## Trecho para leitura
*****

Veja a cara-de-pau, e a impunidade imperando apesar dos pesares. Uma das obrigações da Samarco, depois da tragédia, foi apresentar um plano de recuperação ambiental para todo o vale do Rio Doce. A empresa mostrou plano tão ruim que não foi aceito. Segundo o Ibama, o que a Samarco apresentou era…
…de caráter genérico e superficial, sem considerar o imenso volume de informações produzidas e disponíveis até o momento, além de apresentar pouca fundamentação metodológica e científica…
Por estas e outras, aconteceu Brumadinho. Só que agora não são apenas 19 mortos, mas centenas. O Mar Sem Fim considera que, tudo a seu tempo, os gestores da Vale merecem cadeia.
Tragédia em Brumadinho. Foto: exame.abril.com.br.
De tudo que se publicou até agora sobre este negro episódio da nossa história recente, que pegou mal no mundo inteiro, foi o recente artigo de José Golbenberg no Estadão. Como se sabe, Goldenberg, PROFESSOR EMÉRITO DA USP, FOI MINISTRO DO MEIO AMBIENTE E SECRETÁRIO DO MEIO AMBIENTE DO ESTADO DE SÃO PAULO . O título, muito apropriado em épocas de Bolsonaro, foi, ‘ Licenciamento e desastres ambientais ‘.
O artigo começava assim: “É possível ser mais rigoroso e proteger a população sem impedir o desenvolvimento.” O professor explica: “Os desastres ambientais de Mariana e Brumadinho põem na ordem do dia, com alta prioridade, o problema do licenciamento ambiental. Isso significa uma séria inversão de prioridades do governo federal. A reorganização administrativa promovida em janeiro (de 2019) levou à extinção e realocação de várias áreas ligadas a questões ambientais, o que indicava uma visão desenvolvimentista em que o licenciamento ambiental parece ser um obstáculo ao desenvolvimento.”
Observação: O Mar Sem Fim já alertou sobre a importância do licenciamento ambiental e as tentativas de abortar este importante instrumento da política ambiental brasileira .
José Goldenberg: “Estamos pagando hoje o preço com os desastres de Mariana e Brumadinho. E o governo Bolsonaro não ajudou nada, até agora, a resolver os problemas reais do setor ao reduzir o status do Ministério do Meio Ambiente (que até cogitou de extinguir) e tolerar entrevistas e declarações de membros de sua administração desqualificando a defesa do meio ambiente ( O Mar Sem Fim concorda em gênero, número, e grau, veja ).
José Goldenberg: “Esta é uma situação parecida com a Operação Lava Jato e o papel do juiz Sergio Moro. A legislação anticorrupção, com delação premiada e outros dispositivos legais, já existia, mas foi a coragem do juiz em aplicá-la que fez toda a diferença.”
“Isso não significa que a legislação ambiental não possa ser aperfeiçoada e simplificada – sem perder o rigor -, sobretudo definindo melhor as características específicas dos empreendimentos. Licenciar uma pequena central hidrelétrica numa fazenda no interior não precisa ter a complexidade de licenciamento de uma grande usina hidrelétrica.”

*****

## Dados fornecidos

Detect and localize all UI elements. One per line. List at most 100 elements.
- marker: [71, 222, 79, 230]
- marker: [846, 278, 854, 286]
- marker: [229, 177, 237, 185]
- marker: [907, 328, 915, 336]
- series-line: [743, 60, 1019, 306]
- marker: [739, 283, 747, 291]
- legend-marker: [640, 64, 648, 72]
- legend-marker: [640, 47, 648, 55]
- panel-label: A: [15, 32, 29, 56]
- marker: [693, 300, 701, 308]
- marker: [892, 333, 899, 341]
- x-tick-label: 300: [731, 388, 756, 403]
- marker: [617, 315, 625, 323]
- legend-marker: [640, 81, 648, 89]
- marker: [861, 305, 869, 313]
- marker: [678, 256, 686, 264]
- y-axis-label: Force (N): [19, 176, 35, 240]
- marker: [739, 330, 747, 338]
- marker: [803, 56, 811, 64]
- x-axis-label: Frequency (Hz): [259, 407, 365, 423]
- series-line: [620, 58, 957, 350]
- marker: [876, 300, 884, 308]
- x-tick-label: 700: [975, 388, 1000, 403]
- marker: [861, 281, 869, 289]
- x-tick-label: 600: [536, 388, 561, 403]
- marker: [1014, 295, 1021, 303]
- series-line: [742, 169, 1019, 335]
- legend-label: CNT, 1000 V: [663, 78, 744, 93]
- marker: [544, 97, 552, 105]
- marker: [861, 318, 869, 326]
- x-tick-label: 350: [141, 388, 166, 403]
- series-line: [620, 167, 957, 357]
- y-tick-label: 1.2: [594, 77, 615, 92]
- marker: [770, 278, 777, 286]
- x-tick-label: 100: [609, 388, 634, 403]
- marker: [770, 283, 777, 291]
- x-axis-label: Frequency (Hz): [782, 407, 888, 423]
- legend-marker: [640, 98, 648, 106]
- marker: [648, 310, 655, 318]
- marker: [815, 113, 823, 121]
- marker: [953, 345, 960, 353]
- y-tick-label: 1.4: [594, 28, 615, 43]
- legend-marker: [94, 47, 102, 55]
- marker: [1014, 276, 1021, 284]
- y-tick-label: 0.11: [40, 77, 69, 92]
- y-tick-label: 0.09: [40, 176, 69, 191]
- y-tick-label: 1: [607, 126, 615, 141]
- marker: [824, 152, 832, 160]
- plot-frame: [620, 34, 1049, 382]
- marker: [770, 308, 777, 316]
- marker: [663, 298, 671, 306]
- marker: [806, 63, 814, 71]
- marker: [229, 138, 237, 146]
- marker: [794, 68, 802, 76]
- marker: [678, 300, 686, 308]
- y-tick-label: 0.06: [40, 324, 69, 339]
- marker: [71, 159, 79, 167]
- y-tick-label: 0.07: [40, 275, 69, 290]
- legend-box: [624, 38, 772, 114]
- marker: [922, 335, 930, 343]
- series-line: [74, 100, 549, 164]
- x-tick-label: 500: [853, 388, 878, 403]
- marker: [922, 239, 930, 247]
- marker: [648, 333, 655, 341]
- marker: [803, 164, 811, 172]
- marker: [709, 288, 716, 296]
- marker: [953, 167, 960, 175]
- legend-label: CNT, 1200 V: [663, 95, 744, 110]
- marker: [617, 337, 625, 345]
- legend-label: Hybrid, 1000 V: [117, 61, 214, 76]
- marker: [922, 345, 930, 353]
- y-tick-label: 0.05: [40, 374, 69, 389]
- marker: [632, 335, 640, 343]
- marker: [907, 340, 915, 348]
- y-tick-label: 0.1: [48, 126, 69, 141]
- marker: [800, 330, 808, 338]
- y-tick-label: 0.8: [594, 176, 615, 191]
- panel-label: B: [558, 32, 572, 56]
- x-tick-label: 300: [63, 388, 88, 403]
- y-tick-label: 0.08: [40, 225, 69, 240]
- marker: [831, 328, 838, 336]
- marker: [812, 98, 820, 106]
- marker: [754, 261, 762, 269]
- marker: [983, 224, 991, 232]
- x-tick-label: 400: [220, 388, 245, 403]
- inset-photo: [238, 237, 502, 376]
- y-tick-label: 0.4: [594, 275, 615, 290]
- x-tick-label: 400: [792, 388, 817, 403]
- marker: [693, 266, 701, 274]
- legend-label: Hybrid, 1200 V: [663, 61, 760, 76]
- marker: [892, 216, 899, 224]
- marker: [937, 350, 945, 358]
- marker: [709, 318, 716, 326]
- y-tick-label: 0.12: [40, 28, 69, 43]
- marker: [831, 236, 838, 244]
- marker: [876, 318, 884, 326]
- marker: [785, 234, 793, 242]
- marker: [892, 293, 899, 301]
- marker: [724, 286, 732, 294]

*****

## Lista de exercícios
a - Transcreva, do trecho sobre a tragédia de Brumadinho, tudo o que vai de "Observação: O Mar" até "grau, veja ).".
b - Responda com base no trecho sobre a tragédia de Brumadinho:
(i) Como o Ibama descreveu o plano de recuperação ambiental que a Samarco apresentou?
(ii) Que cargos públicos José Goldenberg já ocupou?
(iii) Com qual operação Goldenberg compara a situação do licenciamento ambiental?
As linhas não são usadas para nada aqui.

## Respostas
a -
Observação: O Mar Sem Fim já alertou sobre a importância do licenciamento ambiental e as tentativas de abortar este importante instrumento da política ambiental brasileira .
José Goldenberg: “Estamos pagando hoje o preço com os desastres de Mariana e Brumadinho. E o governo Bolsonaro não ajudou nada, até agora, a resolver os problemas reais do setor ao reduzir o status do Ministério do Meio Ambiente (que até cogitou de extinguir) e tolerar entrevistas e declarações de membros de sua administração desqualificando a defesa do meio ambiente ( O Mar Sem Fim concorda em gênero, número, e grau, veja ).

b -
(i) De caráter genérico e superficial, sem considerar o imenso volume de informações produzidas e disponíveis até o momento, e com pouca fundamentação metodológica e científica.
(ii) Ministro do Meio Ambiente e secretário do Meio Ambiente do Estado de São Paulo.
(iii) Com a Operação Lava Jato.